Can you write out the whole listing exactly?
----- Stored records
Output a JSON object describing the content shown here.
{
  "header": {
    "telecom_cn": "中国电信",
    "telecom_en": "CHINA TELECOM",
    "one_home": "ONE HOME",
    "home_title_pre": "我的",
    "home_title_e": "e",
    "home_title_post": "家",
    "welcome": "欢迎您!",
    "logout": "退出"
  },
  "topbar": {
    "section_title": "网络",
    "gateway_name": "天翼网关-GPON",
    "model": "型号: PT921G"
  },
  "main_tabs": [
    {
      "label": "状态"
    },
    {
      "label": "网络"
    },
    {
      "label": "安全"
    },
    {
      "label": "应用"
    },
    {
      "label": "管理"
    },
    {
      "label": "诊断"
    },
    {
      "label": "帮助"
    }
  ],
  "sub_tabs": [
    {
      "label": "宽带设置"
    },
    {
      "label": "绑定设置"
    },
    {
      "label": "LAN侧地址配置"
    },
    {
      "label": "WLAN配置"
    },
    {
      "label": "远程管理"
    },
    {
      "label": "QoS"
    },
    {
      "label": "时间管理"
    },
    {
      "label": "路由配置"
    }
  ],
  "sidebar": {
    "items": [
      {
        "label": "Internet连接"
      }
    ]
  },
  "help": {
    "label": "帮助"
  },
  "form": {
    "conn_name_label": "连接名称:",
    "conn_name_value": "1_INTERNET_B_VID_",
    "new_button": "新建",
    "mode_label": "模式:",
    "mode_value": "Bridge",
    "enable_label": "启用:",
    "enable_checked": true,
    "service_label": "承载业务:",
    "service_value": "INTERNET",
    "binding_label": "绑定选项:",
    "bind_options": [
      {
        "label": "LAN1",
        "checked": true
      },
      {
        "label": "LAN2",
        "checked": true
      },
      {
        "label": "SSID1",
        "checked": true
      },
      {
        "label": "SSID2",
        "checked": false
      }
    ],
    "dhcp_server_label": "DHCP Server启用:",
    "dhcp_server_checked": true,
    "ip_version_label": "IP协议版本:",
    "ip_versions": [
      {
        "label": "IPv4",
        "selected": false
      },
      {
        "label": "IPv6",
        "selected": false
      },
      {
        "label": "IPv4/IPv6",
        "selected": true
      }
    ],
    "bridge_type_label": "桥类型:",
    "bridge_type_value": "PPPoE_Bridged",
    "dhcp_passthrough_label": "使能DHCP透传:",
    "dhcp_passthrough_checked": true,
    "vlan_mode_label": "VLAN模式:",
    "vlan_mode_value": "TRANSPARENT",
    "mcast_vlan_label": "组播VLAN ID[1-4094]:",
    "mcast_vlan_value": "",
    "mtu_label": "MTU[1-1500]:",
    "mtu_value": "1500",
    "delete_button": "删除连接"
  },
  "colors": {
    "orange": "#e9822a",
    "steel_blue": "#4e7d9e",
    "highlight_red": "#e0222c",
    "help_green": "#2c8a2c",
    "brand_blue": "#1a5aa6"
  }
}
----------
• _Exercise output_
Output a JSON object describing the content shown here.
{
  "header": {
    "telecom_cn": "中国电信",
    "telecom_en": "CHINA TELECOM",
    "one_home": "ONE HOME",
    "home_title_pre": "我的",
    "home_title_e": "e",
    "home_title_post": "家",
    "welcome": "欢迎您!",
    "logout": "退出"
  },
  "topbar": {
    "section_title": "网络",
    "gateway_name": "天翼网关-GPON",
    "model": "型号: PT921G"
  },
  "main_tabs": [
    {
      "label": "状态"
    },
    {
      "label": "网络"
    },
    {
      "label": "安全"
    },
    {
      "label": "应用"
    },
    {
      "label": "管理"
    },
    {
      "label": "诊断"
    },
    {
      "label": "帮助"
    }
  ],
  "sub_tabs": [
    {
      "label": "宽带设置"
    },
    {
      "label": "绑定设置"
    },
    {
      "label": "LAN侧地址配置"
    },
    {
      "label": "WLAN配置"
    },
    {
      "label": "远程管理"
    },
    {
      "label": "QoS"
    },
    {
      "label": "时间管理"
    },
    {
      "label": "路由配置"
    }
  ],
  "sidebar": {
    "items": [
      {
        "label": "Internet连接"
      }
    ]
  },
  "help": {
    "label": "帮助"
  },
  "form": {
    "conn_name_label": "连接名称:",
    "conn_name_value": "1_INTERNET_B_VID_",
    "new_button": "新建",
    "mode_label": "模式:",
    "mode_value": "Bridge",
    "enable_label": "启用:",
    "enable_checked": true,
    "service_label": "承载业务:",
    "service_value": "INTERNET",
    "binding_label": "绑定选项:",
    "bind_options": [
      {
        "label": "LAN1",
        "checked": true
      },
      {
        "label": "LAN2",
        "checked": true
      },
      {
        "label": "SSID1",
        "checked": true
      },
      {
        "label": "SSID2",
        "checked": false
      }
    ],
    "dhcp_server_label": "DHCP Server启用:",
    "dhcp_server_checked": true,
    "ip_version_label": "IP协议版本:",
    "ip_versions": [
      {
        "label": "IPv4",
        "selected": false
      },
      {
        "label": "IPv6",
        "selected": false
      },
      {
        "label": "IPv4/IPv6",
        "selected": true
      }
    ],
    "bridge_type_label": "桥类型:",
    "bridge_type_value": "PPPoE_Bridged",
    "dhcp_passthrough_label": "使能DHCP透传:",
    "dhcp_passthrough_checked": true,
    "vlan_mode_label": "VLAN模式:",
    "vlan_mode_value": "TRANSPARENT",
    "mcast_vlan_label": "组播VLAN ID[1-4094]:",
    "mcast_vlan_value": "",
    "mtu_label": "MTU[1-1500]:",
    "mtu_value": "1500",
    "delete_button": "删除连接"
  },
  "colors": {
    "orange": "#e9822a",
    "steel_blue": "#4e7d9e",
    "highlight_red": "#e0222c",
    "help_green": "#2c8a2c",
    "brand_blue": "#1a5aa6"
  }
}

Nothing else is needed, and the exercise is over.